** What you are asked to do **
Give the material once more, word for word, without any images.

** Input rows **
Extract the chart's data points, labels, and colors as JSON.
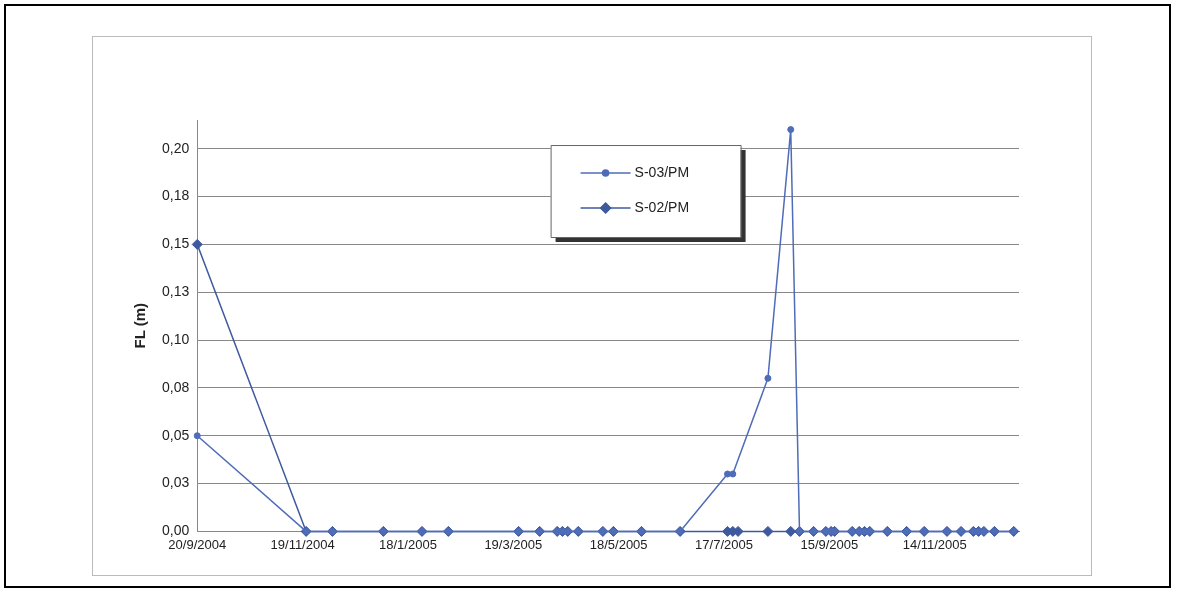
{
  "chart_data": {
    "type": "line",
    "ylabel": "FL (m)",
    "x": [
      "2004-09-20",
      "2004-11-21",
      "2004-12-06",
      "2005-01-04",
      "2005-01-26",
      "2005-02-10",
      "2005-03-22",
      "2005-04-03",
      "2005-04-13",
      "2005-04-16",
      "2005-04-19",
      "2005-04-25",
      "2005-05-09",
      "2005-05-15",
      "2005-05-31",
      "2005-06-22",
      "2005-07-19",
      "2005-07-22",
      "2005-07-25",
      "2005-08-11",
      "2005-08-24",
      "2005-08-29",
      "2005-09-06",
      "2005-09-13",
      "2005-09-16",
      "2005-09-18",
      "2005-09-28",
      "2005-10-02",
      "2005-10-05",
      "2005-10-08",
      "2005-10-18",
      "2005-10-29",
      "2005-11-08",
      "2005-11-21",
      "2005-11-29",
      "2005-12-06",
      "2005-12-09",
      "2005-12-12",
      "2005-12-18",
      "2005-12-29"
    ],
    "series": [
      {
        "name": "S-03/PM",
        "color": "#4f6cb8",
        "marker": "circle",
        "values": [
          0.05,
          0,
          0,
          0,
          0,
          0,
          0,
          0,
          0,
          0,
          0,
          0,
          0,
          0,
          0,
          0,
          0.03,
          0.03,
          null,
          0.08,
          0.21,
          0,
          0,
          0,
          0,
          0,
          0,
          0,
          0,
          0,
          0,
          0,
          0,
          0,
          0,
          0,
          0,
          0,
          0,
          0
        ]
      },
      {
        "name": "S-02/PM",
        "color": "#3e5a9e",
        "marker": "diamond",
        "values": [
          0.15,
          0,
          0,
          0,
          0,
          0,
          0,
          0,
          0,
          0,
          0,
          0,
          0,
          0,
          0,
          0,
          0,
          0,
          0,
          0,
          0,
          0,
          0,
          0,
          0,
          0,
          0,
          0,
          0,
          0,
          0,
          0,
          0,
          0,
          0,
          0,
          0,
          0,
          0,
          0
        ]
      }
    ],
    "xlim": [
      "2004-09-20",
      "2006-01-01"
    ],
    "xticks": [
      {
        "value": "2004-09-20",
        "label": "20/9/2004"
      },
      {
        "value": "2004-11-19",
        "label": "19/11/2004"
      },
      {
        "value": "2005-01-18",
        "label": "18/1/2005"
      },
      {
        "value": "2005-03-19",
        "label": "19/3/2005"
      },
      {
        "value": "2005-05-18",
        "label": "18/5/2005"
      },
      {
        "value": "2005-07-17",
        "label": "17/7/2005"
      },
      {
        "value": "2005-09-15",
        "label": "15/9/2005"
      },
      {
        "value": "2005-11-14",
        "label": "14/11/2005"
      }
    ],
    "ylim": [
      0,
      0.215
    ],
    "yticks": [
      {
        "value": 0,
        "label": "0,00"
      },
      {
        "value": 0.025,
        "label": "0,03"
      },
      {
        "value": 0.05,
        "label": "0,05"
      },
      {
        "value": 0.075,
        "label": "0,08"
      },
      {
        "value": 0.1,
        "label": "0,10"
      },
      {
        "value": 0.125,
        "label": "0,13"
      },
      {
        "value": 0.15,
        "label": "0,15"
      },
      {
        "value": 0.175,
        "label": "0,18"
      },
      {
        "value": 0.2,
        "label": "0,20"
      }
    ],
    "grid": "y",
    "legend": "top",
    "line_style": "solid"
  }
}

** Solution for this task **
Extract the chart's data points, labels, and colors as JSON.
{
  "chart_data": {
    "type": "line",
    "ylabel": "FL (m)",
    "x": [
      "2004-09-20",
      "2004-11-21",
      "2004-12-06",
      "2005-01-04",
      "2005-01-26",
      "2005-02-10",
      "2005-03-22",
      "2005-04-03",
      "2005-04-13",
      "2005-04-16",
      "2005-04-19",
      "2005-04-25",
      "2005-05-09",
      "2005-05-15",
      "2005-05-31",
      "2005-06-22",
      "2005-07-19",
      "2005-07-22",
      "2005-07-25",
      "2005-08-11",
      "2005-08-24",
      "2005-08-29",
      "2005-09-06",
      "2005-09-13",
      "2005-09-16",
      "2005-09-18",
      "2005-09-28",
      "2005-10-02",
      "2005-10-05",
      "2005-10-08",
      "2005-10-18",
      "2005-10-29",
      "2005-11-08",
      "2005-11-21",
      "2005-11-29",
      "2005-12-06",
      "2005-12-09",
      "2005-12-12",
      "2005-12-18",
      "2005-12-29"
    ],
    "series": [
      {
        "name": "S-03/PM",
        "color": "#4f6cb8",
        "marker": "circle",
        "values": [
          0.05,
          0,
          0,
          0,
          0,
          0,
          0,
          0,
          0,
          0,
          0,
          0,
          0,
          0,
          0,
          0,
          0.03,
          0.03,
          null,
          0.08,
          0.21,
          0,
          0,
          0,
          0,
          0,
          0,
          0,
          0,
          0,
          0,
          0,
          0,
          0,
          0,
          0,
          0,
          0,
          0,
          0
        ]
      },
      {
        "name": "S-02/PM",
        "color": "#3e5a9e",
        "marker": "diamond",
        "values": [
          0.15,
          0,
          0,
          0,
          0,
          0,
          0,
          0,
          0,
          0,
          0,
          0,
          0,
          0,
          0,
          0,
          0,
          0,
          0,
          0,
          0,
          0,
          0,
          0,
          0,
          0,
          0,
          0,
          0,
          0,
          0,
          0,
          0,
          0,
          0,
          0,
          0,
          0,
          0,
          0
        ]
      }
    ],
    "xlim": [
      "2004-09-20",
      "2006-01-01"
    ],
    "xticks": [
      {
        "value": "2004-09-20",
        "label": "20/9/2004"
      },
      {
        "value": "2004-11-19",
        "label": "19/11/2004"
      },
      {
        "value": "2005-01-18",
        "label": "18/1/2005"
      },
      {
        "value": "2005-03-19",
        "label": "19/3/2005"
      },
      {
        "value": "2005-05-18",
        "label": "18/5/2005"
      },
      {
        "value": "2005-07-17",
        "label": "17/7/2005"
      },
      {
        "value": "2005-09-15",
        "label": "15/9/2005"
      },
      {
        "value": "2005-11-14",
        "label": "14/11/2005"
      }
    ],
    "ylim": [
      0,
      0.215
    ],
    "yticks": [
      {
        "value": 0,
        "label": "0,00"
      },
      {
        "value": 0.025,
        "label": "0,03"
      },
      {
        "value": 0.05,
        "label": "0,05"
      },
      {
        "value": 0.075,
        "label": "0,08"
      },
      {
        "value": 0.1,
        "label": "0,10"
      },
      {
        "value": 0.125,
        "label": "0,13"
      },
      {
        "value": 0.15,
        "label": "0,15"
      },
      {
        "value": 0.175,
        "label": "0,18"
      },
      {
        "value": 0.2,
        "label": "0,20"
      }
    ],
    "grid": "y",
    "legend": "top",
    "line_style": "solid"
  }
}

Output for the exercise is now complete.